## Short exercise:
In every item below, change each "measurement-point" to "observation-point" and leave everything else as it is. Omit the pictures from your answer.

[Element boundary records]

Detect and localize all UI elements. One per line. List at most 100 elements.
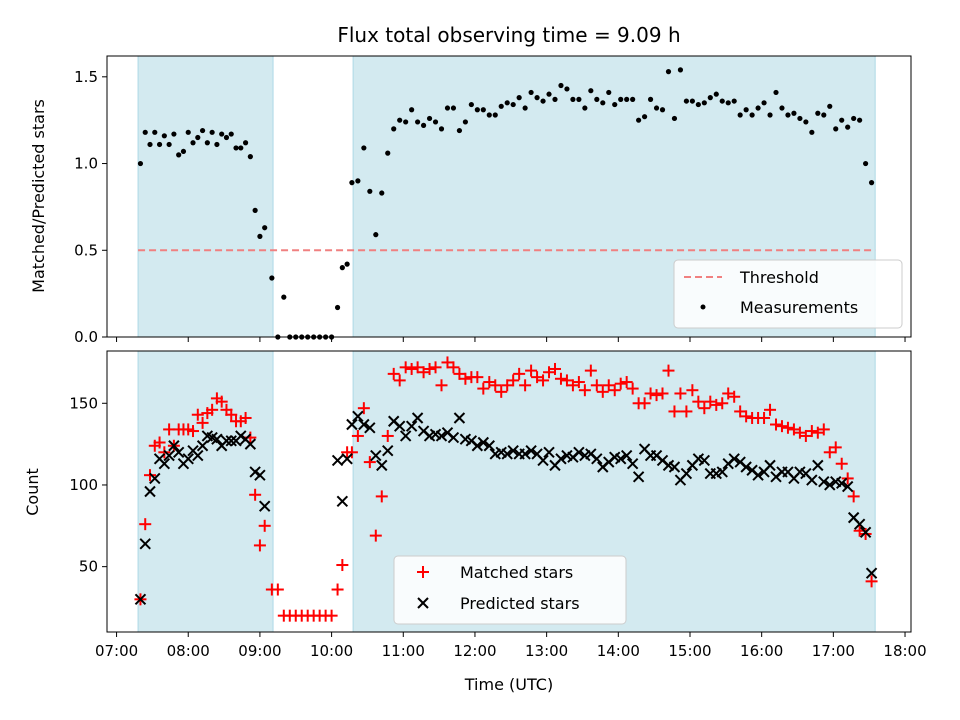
predicted-star-point bbox=[139, 538, 151, 550]
matched-star-point bbox=[829, 441, 842, 454]
predicted-star-point-b bbox=[149, 472, 161, 485]
measurement-point bbox=[468, 101, 474, 108]
predicted-star-point-b bbox=[235, 430, 247, 442]
measurement-point bbox=[749, 112, 755, 118]
matched-star-point bbox=[590, 379, 603, 392]
predicted-star-point bbox=[382, 444, 394, 457]
matched-star-point bbox=[537, 374, 550, 387]
measurement-point bbox=[719, 98, 725, 104]
predicted-star-point-b bbox=[847, 511, 860, 524]
predicted-star-point bbox=[632, 471, 645, 483]
predicted-star-point-b bbox=[746, 464, 758, 476]
matched-star-point bbox=[519, 379, 532, 392]
predicted-star-point-b bbox=[453, 412, 466, 424]
predicted-star-point-b bbox=[220, 435, 233, 447]
predicted-star-point-b bbox=[764, 459, 776, 472]
predicted-star-point bbox=[172, 446, 185, 458]
measurement-point bbox=[701, 100, 707, 106]
matched-star-point bbox=[271, 583, 284, 596]
measurement-point bbox=[247, 154, 253, 160]
predicted-star-point bbox=[258, 500, 271, 512]
x-axis-label: Time (UTC) bbox=[464, 675, 553, 694]
measurement-point bbox=[612, 101, 618, 108]
predicted-star-point-b bbox=[331, 454, 344, 467]
measurement-point bbox=[845, 124, 851, 130]
chart-title: Flux total observing time = 9.09 h bbox=[337, 23, 680, 47]
predicted-star-point-b bbox=[668, 461, 681, 473]
matched-star-point bbox=[387, 367, 400, 380]
predicted-star-point-b bbox=[144, 485, 156, 498]
measurement-point bbox=[582, 105, 588, 111]
matched-stars-points bbox=[134, 356, 878, 622]
top-y-tick-label: 0.5 bbox=[74, 241, 98, 259]
predicted-star-point bbox=[182, 453, 194, 465]
top-legend: Threshold Measurements bbox=[673, 259, 903, 329]
matched-star-point bbox=[336, 559, 349, 572]
measurement-point bbox=[761, 100, 767, 106]
matched-star-point bbox=[740, 410, 753, 423]
measurement-point bbox=[219, 131, 225, 137]
matched-star-point bbox=[770, 418, 783, 431]
predicted-star-point-b bbox=[376, 459, 388, 472]
predicted-star-point-b bbox=[519, 448, 531, 460]
measurement-point bbox=[361, 145, 367, 151]
predicted-star-point-b bbox=[812, 459, 824, 472]
measurement-point bbox=[161, 133, 167, 139]
predicted-star-point bbox=[336, 495, 349, 508]
measurement-point bbox=[606, 89, 612, 96]
predicted-star-point-b bbox=[346, 418, 358, 431]
predicted-star-point bbox=[620, 449, 633, 462]
measurement-point bbox=[257, 233, 263, 239]
predicted-star-point-b bbox=[459, 433, 472, 445]
predicted-star-point-b bbox=[139, 538, 151, 550]
predicted-stars-points bbox=[134, 410, 878, 606]
predicted-star-point bbox=[859, 526, 872, 539]
matched-star-point bbox=[405, 362, 418, 375]
matched-star-point bbox=[859, 527, 872, 540]
predicted-star-point-b bbox=[698, 454, 711, 467]
predicted-star-point bbox=[836, 477, 848, 490]
matched-star-point bbox=[507, 374, 520, 387]
matched-star-point bbox=[363, 456, 376, 469]
predicted-star-point bbox=[525, 444, 537, 457]
measurement-point bbox=[238, 145, 244, 151]
predicted-star-point-b bbox=[370, 449, 382, 462]
predicted-star-point-b bbox=[182, 453, 194, 465]
predicted-star-point bbox=[806, 474, 818, 486]
matched-star-point bbox=[650, 389, 663, 402]
measurement-point bbox=[528, 89, 534, 96]
measurement-point bbox=[180, 148, 187, 155]
top-x-ticks bbox=[116, 337, 906, 342]
predicted-star-point bbox=[393, 420, 406, 432]
measurement-point bbox=[659, 107, 666, 113]
matched-star-point bbox=[596, 385, 609, 398]
predicted-star-point bbox=[824, 479, 836, 491]
predicted-star-point-b bbox=[168, 440, 180, 452]
matched-star-point bbox=[548, 362, 561, 375]
measurement-point bbox=[564, 86, 570, 92]
measurement-point bbox=[815, 110, 821, 116]
matched-star-point bbox=[865, 575, 878, 588]
predicted-star-point-b bbox=[465, 435, 478, 447]
predicted-star-point bbox=[211, 433, 223, 445]
matched-star-point bbox=[345, 446, 358, 459]
predicted-star-point-b bbox=[818, 475, 830, 488]
matched-star-point bbox=[153, 436, 166, 449]
matched-star-point bbox=[258, 519, 271, 532]
predicted-star-point bbox=[519, 448, 531, 460]
predicted-star-point bbox=[341, 453, 353, 465]
predicted-star-point-b bbox=[507, 444, 519, 457]
predicted-star-point-b bbox=[841, 480, 854, 493]
measurement-point bbox=[334, 304, 341, 311]
predicted-star-point-b bbox=[632, 471, 645, 483]
matched-star-point bbox=[764, 403, 777, 416]
measurement-point bbox=[344, 261, 350, 267]
legend-matched-plus bbox=[417, 566, 429, 578]
measurement-point bbox=[233, 145, 239, 151]
predicted-star-point-b bbox=[341, 453, 353, 465]
predicted-star-point-b bbox=[411, 412, 424, 424]
measurement-point bbox=[456, 127, 463, 134]
predicted-star-point-b bbox=[800, 467, 812, 480]
matched-star-point bbox=[471, 371, 484, 384]
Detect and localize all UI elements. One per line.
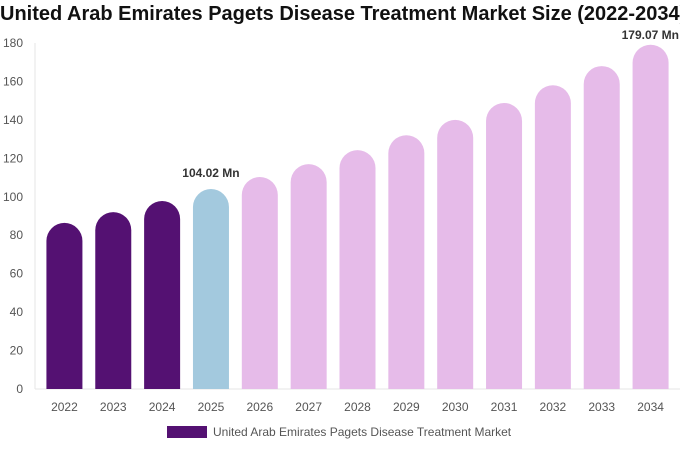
x-tick-label: 2025 [198, 400, 225, 414]
x-tick-label: 2034 [637, 400, 664, 414]
y-tick-label: 80 [10, 228, 24, 242]
bar-2023 [95, 212, 132, 389]
x-tick-label: 2030 [442, 400, 469, 414]
bar-2028 [339, 150, 376, 389]
bar-2026 [241, 176, 278, 389]
x-tick-label: 2026 [246, 400, 273, 414]
legend-swatch [167, 426, 207, 438]
y-tick-label: 0 [16, 382, 23, 396]
y-tick-label: 180 [3, 36, 23, 50]
x-tick-label: 2028 [344, 400, 371, 414]
bar-2030 [437, 119, 474, 389]
x-tick-label: 2033 [588, 400, 615, 414]
x-tick-label: 2032 [540, 400, 567, 414]
bar-2029 [388, 135, 425, 389]
bar-2031 [486, 102, 523, 390]
y-tick-label: 120 [3, 151, 23, 165]
y-tick-label: 60 [10, 267, 24, 281]
bar-2033 [583, 66, 620, 389]
y-tick-label: 140 [3, 113, 23, 127]
x-tick-label: 2022 [51, 400, 78, 414]
bar-2027 [290, 164, 327, 389]
x-tick-label: 2024 [149, 400, 176, 414]
legend: United Arab Emirates Pagets Disease Trea… [167, 425, 511, 439]
x-tick-label: 2031 [491, 400, 518, 414]
chart-title: United Arab Emirates Pagets Disease Trea… [0, 3, 680, 25]
y-tick-label: 100 [3, 190, 23, 204]
x-tick-label: 2029 [393, 400, 420, 414]
x-tick-label: 2023 [100, 400, 127, 414]
legend-label: United Arab Emirates Pagets Disease Trea… [213, 425, 512, 439]
bar-2032 [534, 85, 571, 390]
x-tick-label: 2027 [295, 400, 322, 414]
bar-2022 [46, 222, 83, 389]
y-tick-label: 20 [10, 344, 24, 358]
bar-2034 [632, 44, 669, 390]
bar-2025 [192, 189, 229, 389]
data-label: 179.07 Mn [622, 28, 679, 42]
y-tick-label: 40 [10, 305, 24, 319]
y-tick-label: 160 [3, 74, 23, 88]
bar-2024 [144, 201, 181, 389]
data-label: 104.02 Mn [182, 166, 239, 180]
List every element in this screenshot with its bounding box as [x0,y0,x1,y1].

## Expected output:
Detect and localize all UI elements. One per line. List at most 100 elements.
predicted-star-point bbox=[139, 538, 151, 550]
matched-star-point bbox=[829, 441, 842, 454]
predicted-star-point-b bbox=[149, 472, 161, 485]
observation-point bbox=[468, 101, 474, 108]
predicted-star-point-b bbox=[235, 430, 247, 442]
observation-point bbox=[749, 112, 755, 118]
matched-star-point bbox=[590, 379, 603, 392]
predicted-star-point bbox=[382, 444, 394, 457]
matched-star-point bbox=[537, 374, 550, 387]
observation-point bbox=[719, 98, 725, 104]
predicted-star-point-b bbox=[847, 511, 860, 524]
predicted-star-point bbox=[632, 471, 645, 483]
predicted-star-point-b bbox=[746, 464, 758, 476]
matched-star-point bbox=[519, 379, 532, 392]
predicted-star-point-b bbox=[453, 412, 466, 424]
predicted-star-point-b bbox=[220, 435, 233, 447]
predicted-star-point-b bbox=[764, 459, 776, 472]
predicted-star-point bbox=[172, 446, 185, 458]
observation-point bbox=[701, 100, 707, 106]
matched-star-point bbox=[271, 583, 284, 596]
observation-point bbox=[247, 154, 253, 160]
predicted-star-point bbox=[258, 500, 271, 512]
x-axis-label: Time (UTC) bbox=[464, 675, 553, 694]
observation-point bbox=[612, 101, 618, 108]
predicted-star-point-b bbox=[331, 454, 344, 467]
observation-point bbox=[845, 124, 851, 130]
chart-title: Flux total observing time = 9.09 h bbox=[337, 23, 680, 47]
predicted-star-point-b bbox=[668, 461, 681, 473]
matched-star-point bbox=[387, 367, 400, 380]
predicted-star-point-b bbox=[144, 485, 156, 498]
observation-point bbox=[582, 105, 588, 111]
matched-stars-points bbox=[134, 356, 878, 622]
top-y-tick-label: 0.5 bbox=[74, 241, 98, 259]
predicted-star-point bbox=[182, 453, 194, 465]
top-legend: Threshold Measurements bbox=[673, 259, 903, 329]
matched-star-point bbox=[336, 559, 349, 572]
observation-point bbox=[761, 100, 767, 106]
matched-star-point bbox=[740, 410, 753, 423]
observation-point bbox=[219, 131, 225, 137]
matched-star-point bbox=[770, 418, 783, 431]
predicted-star-point-b bbox=[376, 459, 388, 472]
predicted-star-point-b bbox=[519, 448, 531, 460]
observation-point bbox=[361, 145, 367, 151]
predicted-star-point-b bbox=[812, 459, 824, 472]
observation-point bbox=[161, 133, 167, 139]
predicted-star-point bbox=[336, 495, 349, 508]
observation-point bbox=[606, 89, 612, 96]
predicted-star-point-b bbox=[346, 418, 358, 431]
predicted-star-point bbox=[620, 449, 633, 462]
observation-point bbox=[257, 233, 263, 239]
predicted-star-point-b bbox=[459, 433, 472, 445]
predicted-star-point-b bbox=[139, 538, 151, 550]
predicted-stars-points bbox=[134, 410, 878, 606]
predicted-star-point bbox=[859, 526, 872, 539]
matched-star-point bbox=[405, 362, 418, 375]
matched-star-point bbox=[859, 527, 872, 540]
predicted-star-point-b bbox=[698, 454, 711, 467]
predicted-star-point bbox=[836, 477, 848, 490]
matched-star-point bbox=[507, 374, 520, 387]
matched-star-point bbox=[363, 456, 376, 469]
predicted-star-point bbox=[525, 444, 537, 457]
observation-point bbox=[238, 145, 244, 151]
predicted-star-point-b bbox=[370, 449, 382, 462]
predicted-star-point-b bbox=[182, 453, 194, 465]
predicted-star-point bbox=[806, 474, 818, 486]
matched-star-point bbox=[650, 389, 663, 402]
observation-point bbox=[528, 89, 534, 96]
observation-point bbox=[180, 148, 187, 155]
top-x-ticks bbox=[116, 337, 906, 342]
predicted-star-point bbox=[393, 420, 406, 432]
observation-point bbox=[659, 107, 666, 113]
matched-star-point bbox=[596, 385, 609, 398]
predicted-star-point bbox=[824, 479, 836, 491]
predicted-star-point-b bbox=[168, 440, 180, 452]
matched-star-point bbox=[548, 362, 561, 375]
observation-point bbox=[564, 86, 570, 92]
observation-point bbox=[815, 110, 821, 116]
matched-star-point bbox=[865, 575, 878, 588]
predicted-star-point-b bbox=[465, 435, 478, 447]
predicted-star-point bbox=[211, 433, 223, 445]
matched-star-point bbox=[345, 446, 358, 459]
predicted-star-point-b bbox=[818, 475, 830, 488]
matched-star-point bbox=[153, 436, 166, 449]
matched-star-point bbox=[258, 519, 271, 532]
predicted-star-point bbox=[519, 448, 531, 460]
predicted-star-point bbox=[341, 453, 353, 465]
predicted-star-point-b bbox=[507, 444, 519, 457]
predicted-star-point-b bbox=[841, 480, 854, 493]
observation-point bbox=[334, 304, 341, 311]
predicted-star-point-b bbox=[632, 471, 645, 483]
matched-star-point bbox=[764, 403, 777, 416]
observation-point bbox=[344, 261, 350, 267]
legend-matched-plus bbox=[417, 566, 429, 578]
observation-point bbox=[233, 145, 239, 151]
predicted-star-point-b bbox=[341, 453, 353, 465]
predicted-star-point-b bbox=[411, 412, 424, 424]
observation-point bbox=[456, 127, 463, 134]
predicted-star-point-b bbox=[800, 467, 812, 480]
matched-star-point bbox=[471, 371, 484, 384]
Detect and localize all UI elements. One per line.
x-tick-label: 2025 [198, 400, 225, 414]
x-tick-label: 2034 [637, 400, 664, 414]
y-tick-label: 80 [10, 228, 24, 242]
bar-2023 [95, 212, 132, 389]
x-tick-label: 2030 [442, 400, 469, 414]
bar-2028 [339, 150, 376, 389]
bar-2026 [241, 176, 278, 389]
x-tick-label: 2026 [246, 400, 273, 414]
legend-swatch [167, 426, 207, 438]
y-tick-label: 0 [16, 382, 23, 396]
y-tick-label: 180 [3, 36, 23, 50]
x-tick-label: 2028 [344, 400, 371, 414]
bar-2030 [437, 119, 474, 389]
x-tick-label: 2033 [588, 400, 615, 414]
x-tick-label: 2032 [540, 400, 567, 414]
bar-2029 [388, 135, 425, 389]
bar-2031 [486, 102, 523, 390]
y-tick-label: 120 [3, 151, 23, 165]
y-tick-label: 60 [10, 267, 24, 281]
bar-2033 [583, 66, 620, 389]
y-tick-label: 140 [3, 113, 23, 127]
x-tick-label: 2022 [51, 400, 78, 414]
bar-2027 [290, 164, 327, 389]
x-tick-label: 2024 [149, 400, 176, 414]
legend: United Arab Emirates Pagets Disease Trea… [167, 425, 511, 439]
x-tick-label: 2031 [491, 400, 518, 414]
chart-title: United Arab Emirates Pagets Disease Trea… [0, 3, 680, 25]
y-tick-label: 100 [3, 190, 23, 204]
x-tick-label: 2029 [393, 400, 420, 414]
x-tick-label: 2023 [100, 400, 127, 414]
legend-label: United Arab Emirates Pagets Disease Trea… [213, 425, 512, 439]
bar-2032 [534, 85, 571, 390]
x-tick-label: 2027 [295, 400, 322, 414]
bar-2022 [46, 222, 83, 389]
y-tick-label: 20 [10, 344, 24, 358]
bar-2034 [632, 44, 669, 390]
bar-2025 [192, 189, 229, 389]
data-label: 179.07 Mn [622, 28, 679, 42]
y-tick-label: 40 [10, 305, 24, 319]
y-tick-label: 160 [3, 74, 23, 88]
bar-2024 [144, 201, 181, 389]
data-label: 104.02 Mn [182, 166, 239, 180]
List every element in this screenshot with its bounding box as [x0,y0,x1,y1].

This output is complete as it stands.